Start of ITEMS

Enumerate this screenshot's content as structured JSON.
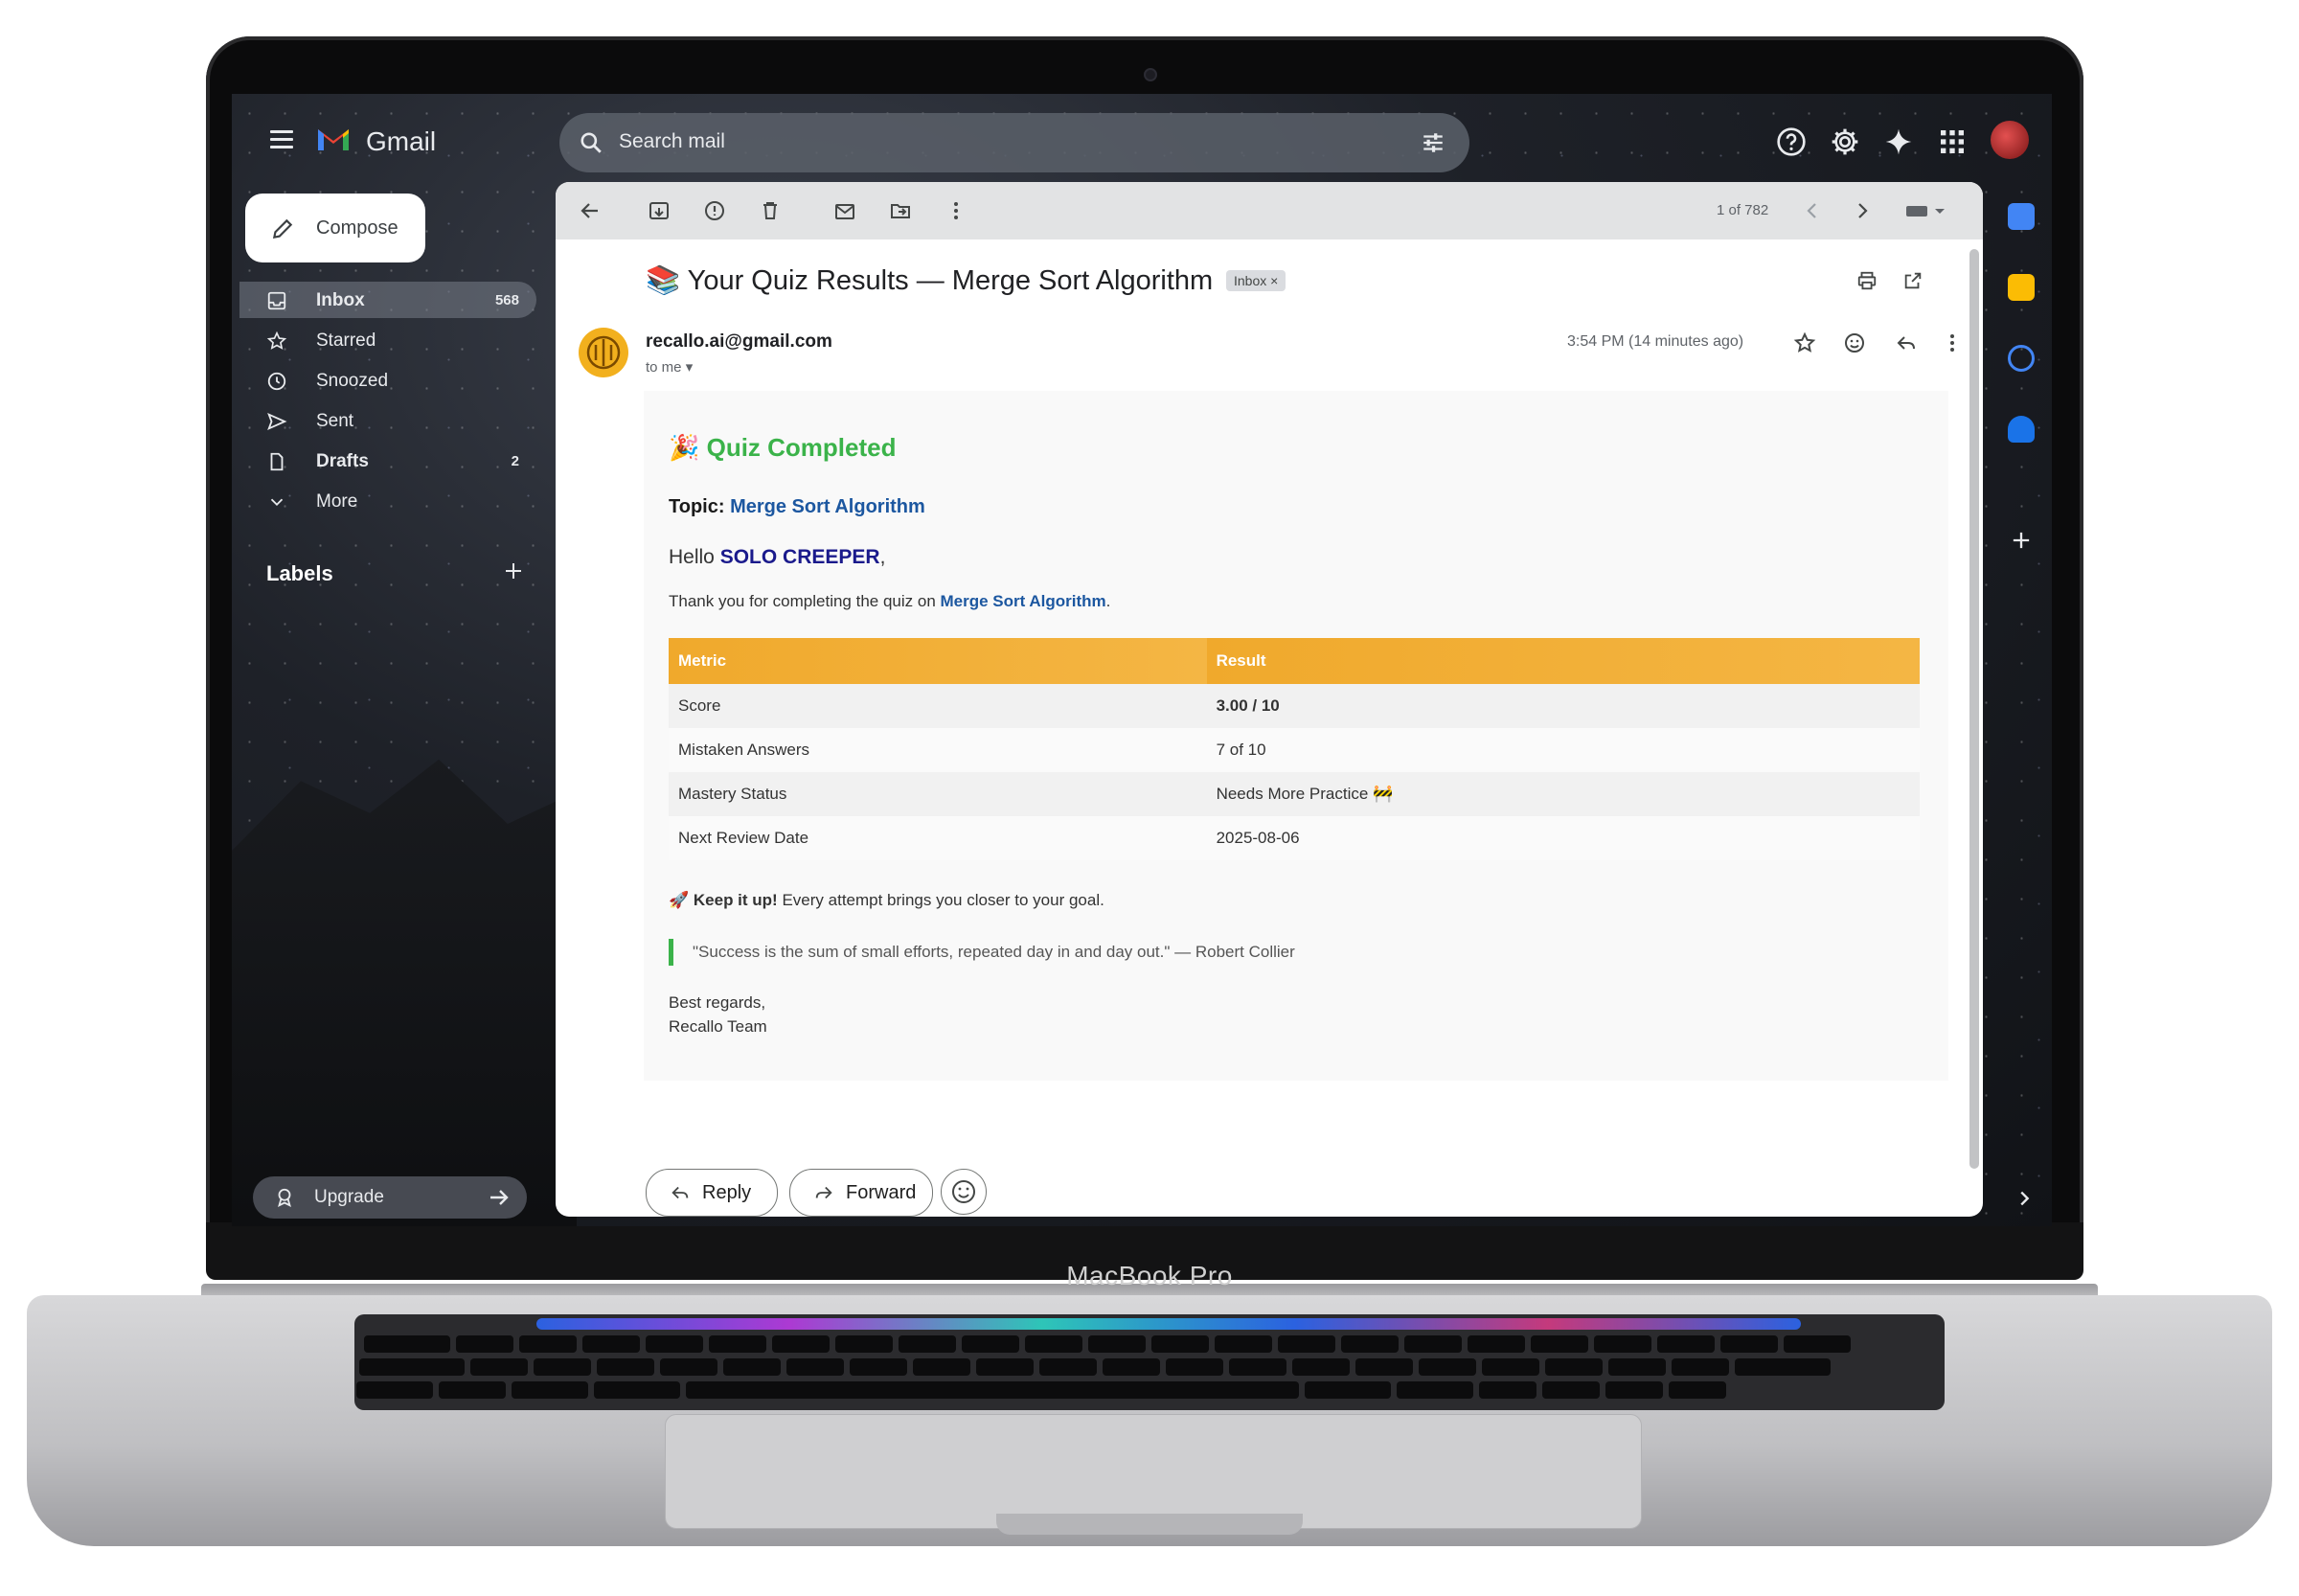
{
  "device": {
    "brand": "MacBook Pro"
  },
  "gmail": {
    "app_name": "Gmail",
    "search": {
      "placeholder": "Search mail"
    },
    "compose_label": "Compose",
    "nav": [
      {
        "label": "Inbox",
        "count": "568",
        "icon": "inbox-icon",
        "active": true,
        "bold": true
      },
      {
        "label": "Starred",
        "count": "",
        "icon": "star-icon"
      },
      {
        "label": "Snoozed",
        "count": "",
        "icon": "clock-icon"
      },
      {
        "label": "Sent",
        "count": "",
        "icon": "send-icon"
      },
      {
        "label": "Drafts",
        "count": "2",
        "icon": "draft-icon",
        "bold": true
      },
      {
        "label": "More",
        "count": "",
        "icon": "chevron-down-icon"
      }
    ],
    "labels_title": "Labels",
    "upgrade_label": "Upgrade"
  },
  "message": {
    "pager": "1 of 782",
    "subject": "📚 Your Quiz Results — Merge Sort Algorithm",
    "inbox_chip": "Inbox ×",
    "sender": "recallo.ai@gmail.com",
    "to": "to me",
    "time": "3:54 PM (14 minutes ago)",
    "body": {
      "title": "🎉 Quiz Completed",
      "topic_label": "Topic:",
      "topic_value": "Merge Sort Algorithm",
      "hello": "Hello",
      "name": "SOLO CREEPER",
      "hello_end": ",",
      "thanks_text": "Thank you for completing the quiz on",
      "thanks_topic": "Merge Sort Algorithm",
      "thanks_end": ".",
      "table_headers": [
        "Metric",
        "Result"
      ],
      "rows": [
        {
          "metric": "Score",
          "result": "3.00 / 10"
        },
        {
          "metric": "Mistaken Answers",
          "result": "7 of 10"
        },
        {
          "metric": "Mastery Status",
          "result": "Needs More Practice 🚧"
        },
        {
          "metric": "Next Review Date",
          "result": "2025-08-06"
        }
      ],
      "keepup_bold": "🚀 Keep it up!",
      "keepup_text": " Every attempt brings you closer to your goal.",
      "quote": "\"Success is the sum of small efforts, repeated day in and day out.\" — Robert Collier",
      "regards_line1": "Best regards,",
      "regards_line2": "Recallo Team"
    },
    "actions": {
      "reply": "Reply",
      "forward": "Forward"
    }
  },
  "colors": {
    "accent_green": "#3bb34a",
    "table_header": "#f0a92c",
    "link_blue": "#1c57a0",
    "status_red": "#d14013"
  }
}
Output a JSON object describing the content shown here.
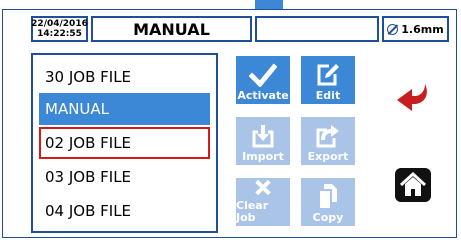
{
  "header": {
    "date": "22/04/2016",
    "time": "14:22:55",
    "mode": "MANUAL",
    "status": "",
    "size": "1.6mm"
  },
  "file_list": {
    "items": [
      {
        "label": "30 JOB FILE"
      },
      {
        "label": "MANUAL"
      },
      {
        "label": "02 JOB FILE"
      },
      {
        "label": "03 JOB FILE"
      },
      {
        "label": "04 JOB FILE"
      }
    ]
  },
  "buttons": {
    "activate": "Activate",
    "edit": "Edit",
    "import": "Import",
    "export": "Export",
    "clear_job": "Clear Job",
    "copy": "Copy"
  },
  "icons": {
    "activate": "checkmark-icon",
    "edit": "edit-icon",
    "import": "import-icon",
    "export": "export-icon",
    "clear_job": "x-icon",
    "copy": "copy-icon",
    "back": "back-arrow-icon",
    "home": "home-icon",
    "size": "diameter-icon"
  },
  "colors": {
    "accent": "#3c87d6",
    "disabled": "#a9c4e6",
    "border": "#1f4e9a",
    "highlight": "#d21a1a",
    "back_arrow": "#c81e1e"
  }
}
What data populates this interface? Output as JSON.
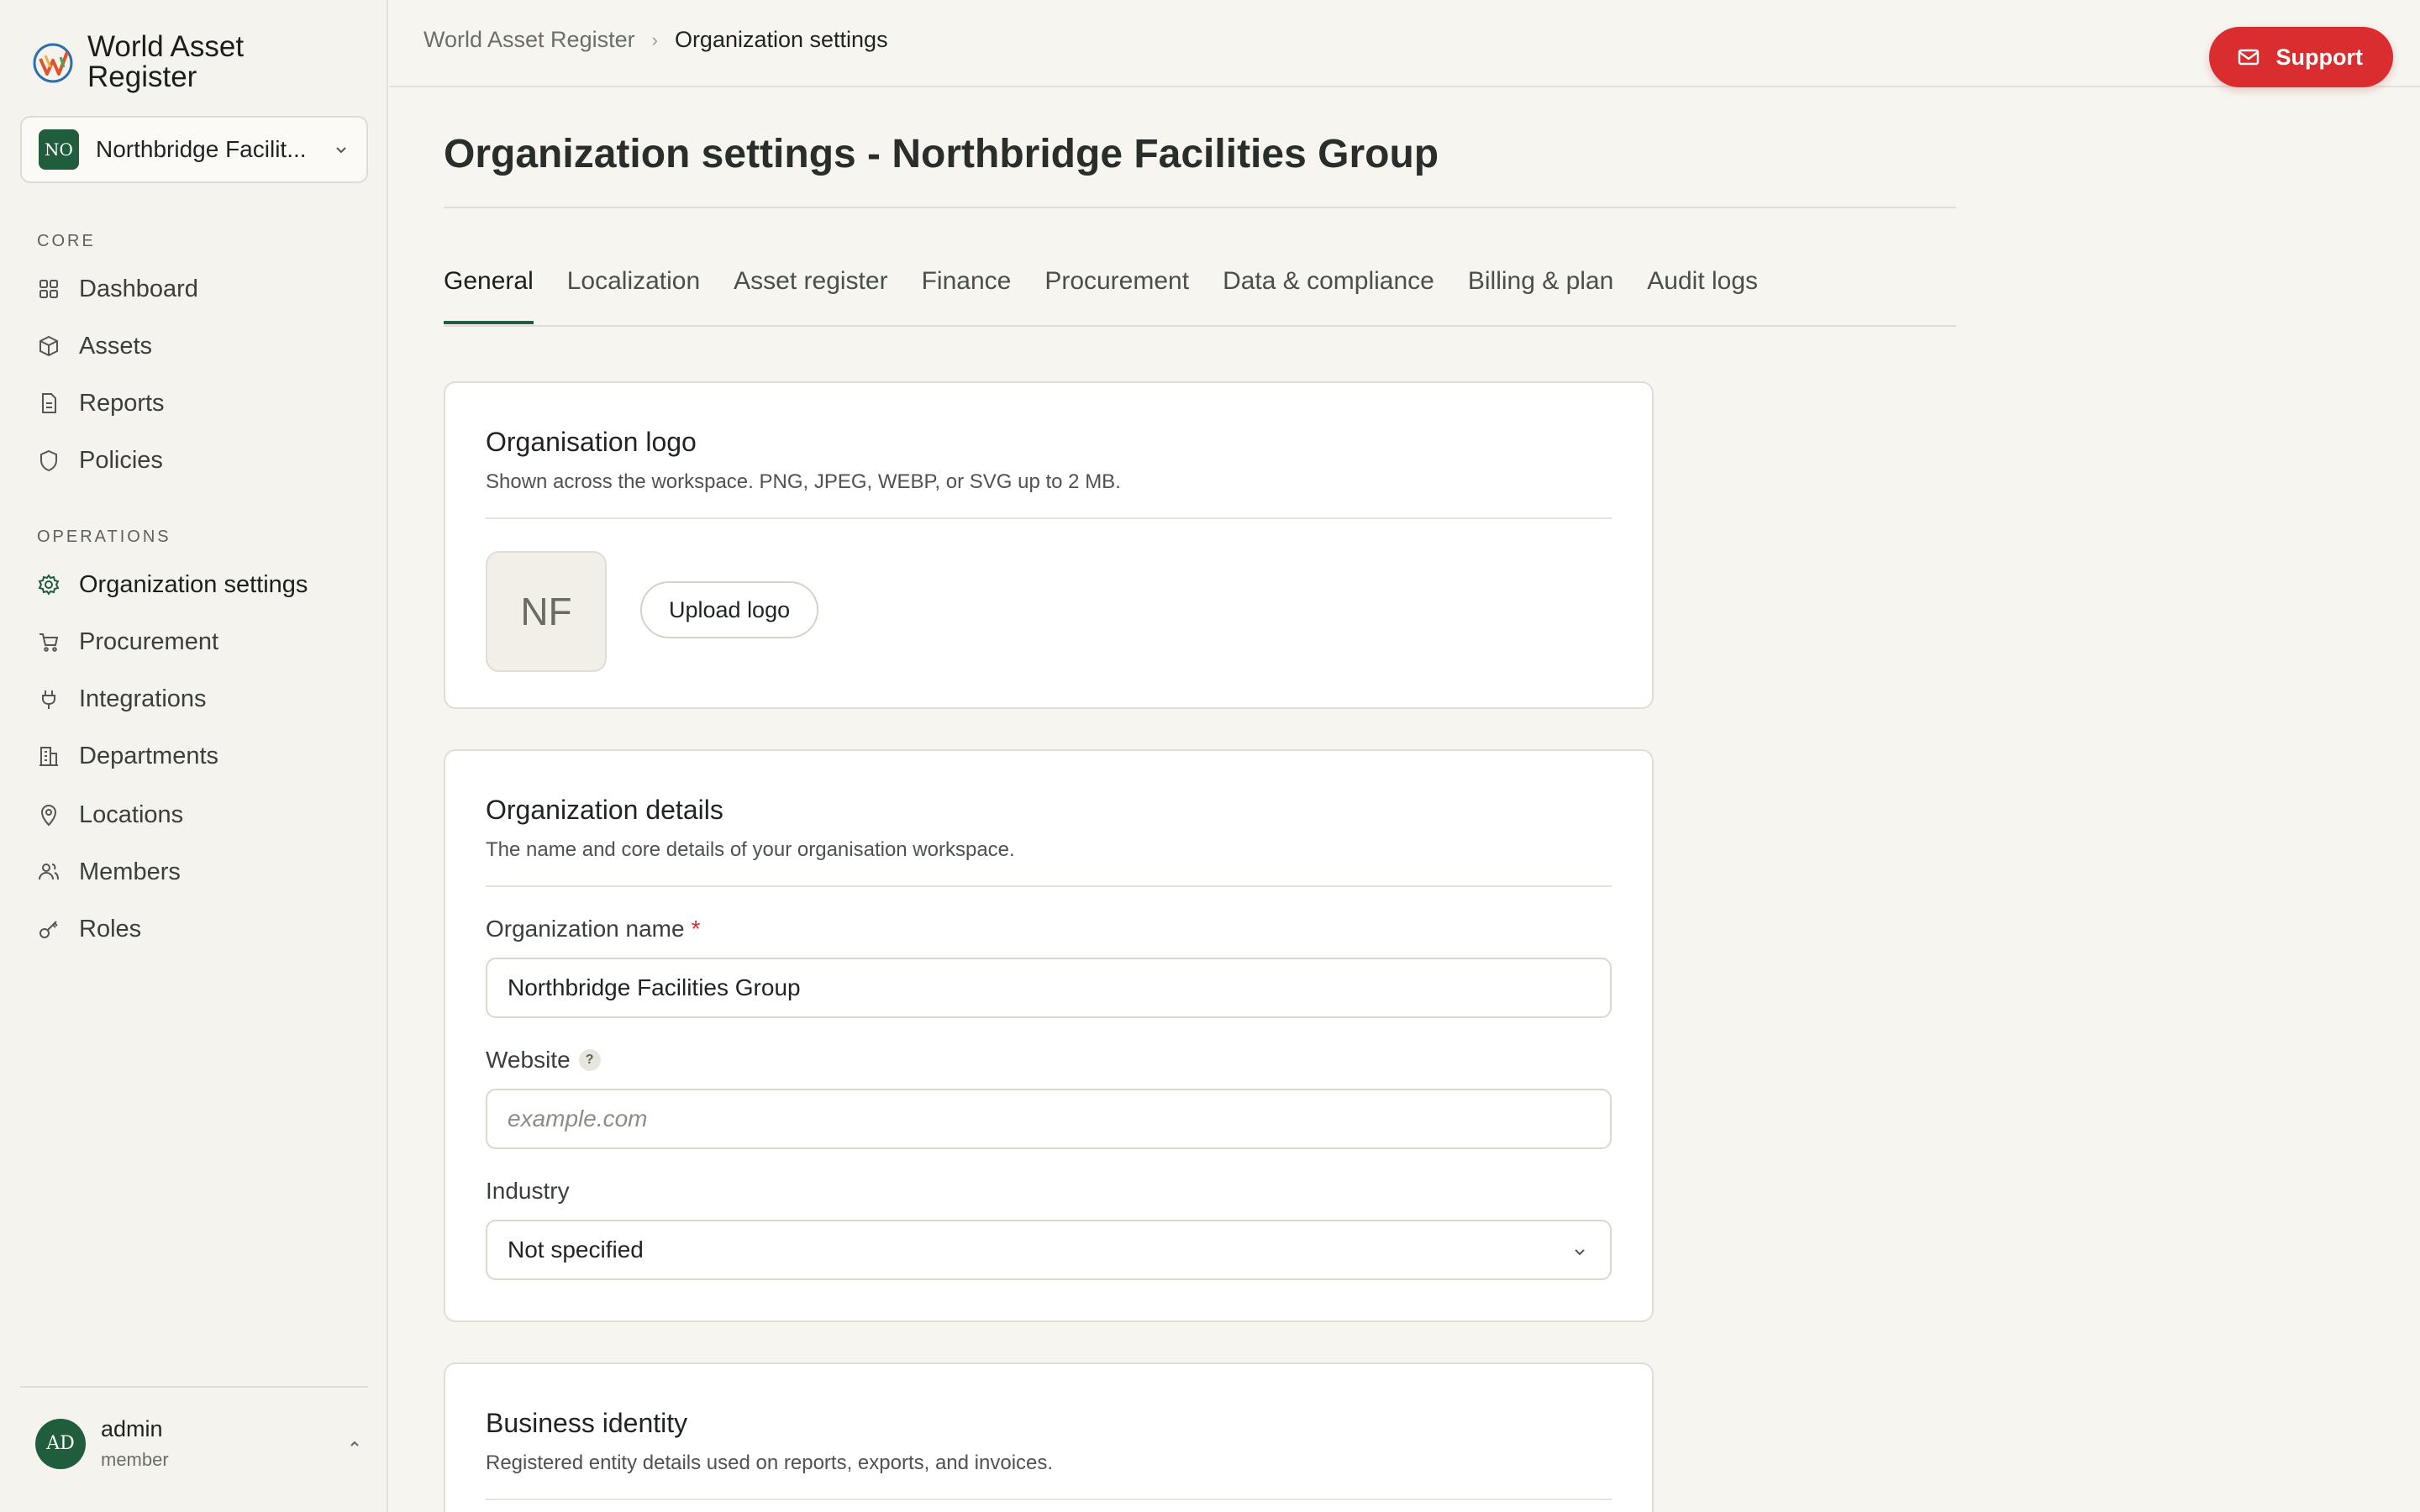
{
  "brand": {
    "name_line1": "World Asset",
    "name_line2": "Register"
  },
  "org_switcher": {
    "badge": "NO",
    "name": "Northbridge Facilit..."
  },
  "sidebar": {
    "core_label": "CORE",
    "core_items": [
      {
        "label": "Dashboard",
        "icon": "grid-icon"
      },
      {
        "label": "Assets",
        "icon": "cube-icon"
      },
      {
        "label": "Reports",
        "icon": "file-text-icon"
      },
      {
        "label": "Policies",
        "icon": "shield-icon"
      }
    ],
    "ops_label": "OPERATIONS",
    "ops_items": [
      {
        "label": "Organization settings",
        "icon": "gear-icon",
        "active": true
      },
      {
        "label": "Procurement",
        "icon": "cart-icon"
      },
      {
        "label": "Integrations",
        "icon": "plug-icon"
      },
      {
        "label": "Departments",
        "icon": "building-icon"
      },
      {
        "label": "Locations",
        "icon": "map-pin-icon"
      },
      {
        "label": "Members",
        "icon": "users-icon"
      },
      {
        "label": "Roles",
        "icon": "key-icon"
      }
    ]
  },
  "user": {
    "initials": "AD",
    "name": "admin",
    "role": "member"
  },
  "breadcrumb": {
    "root": "World Asset Register",
    "current": "Organization settings"
  },
  "support": {
    "label": "Support"
  },
  "page": {
    "title": "Organization settings - Northbridge Facilities Group"
  },
  "tabs": [
    "General",
    "Localization",
    "Asset register",
    "Finance",
    "Procurement",
    "Data & compliance",
    "Billing & plan",
    "Audit logs"
  ],
  "logo_card": {
    "title": "Organisation logo",
    "subtitle": "Shown across the workspace. PNG, JPEG, WEBP, or SVG up to 2 MB.",
    "initials": "NF",
    "upload_label": "Upload logo"
  },
  "details_card": {
    "title": "Organization details",
    "subtitle": "The name and core details of your organisation workspace.",
    "name_label": "Organization name",
    "required_mark": "*",
    "name_value": "Northbridge Facilities Group",
    "website_label": "Website",
    "help_glyph": "?",
    "website_placeholder": "example.com",
    "industry_label": "Industry",
    "industry_value": "Not specified"
  },
  "identity_card": {
    "title": "Business identity",
    "subtitle": "Registered entity details used on reports, exports, and invoices."
  },
  "colors": {
    "accent": "#1f5d3d",
    "danger": "#d92d2f",
    "background": "#f7f5f0"
  }
}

End of ITEMS

### GIVEN INSTRUCTION:
Tally the lines of the data that hold the string "time". Answer with the number and nothing more.

### SOLUTION TO THE PROBLEM:
2